**TO DO**
Only the pictures are omitted; repeat all other data exactly.

(Stored data)
================================
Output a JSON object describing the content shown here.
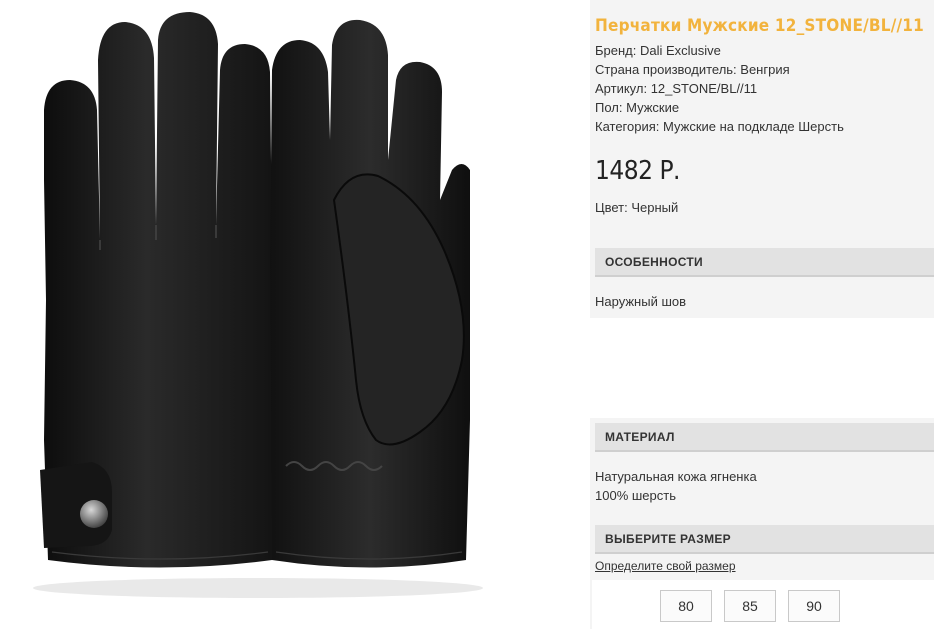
{
  "product": {
    "title": "Перчатки Мужские 12_STONE/BL//11",
    "properties": [
      "Бренд: Dali Exclusive",
      "Страна производитель: Венгрия",
      "Артикул: 12_STONE/BL//11",
      "Пол: Мужские",
      "Категория: Мужские на подкладе Шерсть"
    ],
    "price": "1482 Р.",
    "color": "Цвет: Черный"
  },
  "sections": {
    "features_title": "ОСОБЕННОСТИ",
    "features_text": "Наружный шов",
    "material_title": "МАТЕРИАЛ",
    "material_lines": [
      "Натуральная кожа ягненка",
      "100% шерсть"
    ],
    "size_title": "ВЫБЕРИТЕ РАЗМЕР",
    "size_link": "Определите свой размер"
  },
  "sizes": [
    "80",
    "85",
    "90"
  ],
  "colors": {
    "title": "#f2b33d",
    "section_bg": "#e2e2e2",
    "glove": "#1c1c1c"
  },
  "image": {
    "icon": "leather-gloves-photo"
  }
}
================================
**EXERCISE OUTPUT**
Output a JSON object describing the content shown here.
{
  "product": {
    "title": "Перчатки Мужские 12_STONE/BL//11",
    "properties": [
      "Бренд: Dali Exclusive",
      "Страна производитель: Венгрия",
      "Артикул: 12_STONE/BL//11",
      "Пол: Мужские",
      "Категория: Мужские на подкладе Шерсть"
    ],
    "price": "1482 Р.",
    "color": "Цвет: Черный"
  },
  "sections": {
    "features_title": "ОСОБЕННОСТИ",
    "features_text": "Наружный шов",
    "material_title": "МАТЕРИАЛ",
    "material_lines": [
      "Натуральная кожа ягненка",
      "100% шерсть"
    ],
    "size_title": "ВЫБЕРИТЕ РАЗМЕР",
    "size_link": "Определите свой размер"
  },
  "sizes": [
    "80",
    "85",
    "90"
  ],
  "colors": {
    "title": "#f2b33d",
    "section_bg": "#e2e2e2",
    "glove": "#1c1c1c"
  },
  "image": {
    "icon": "leather-gloves-photo"
  }
}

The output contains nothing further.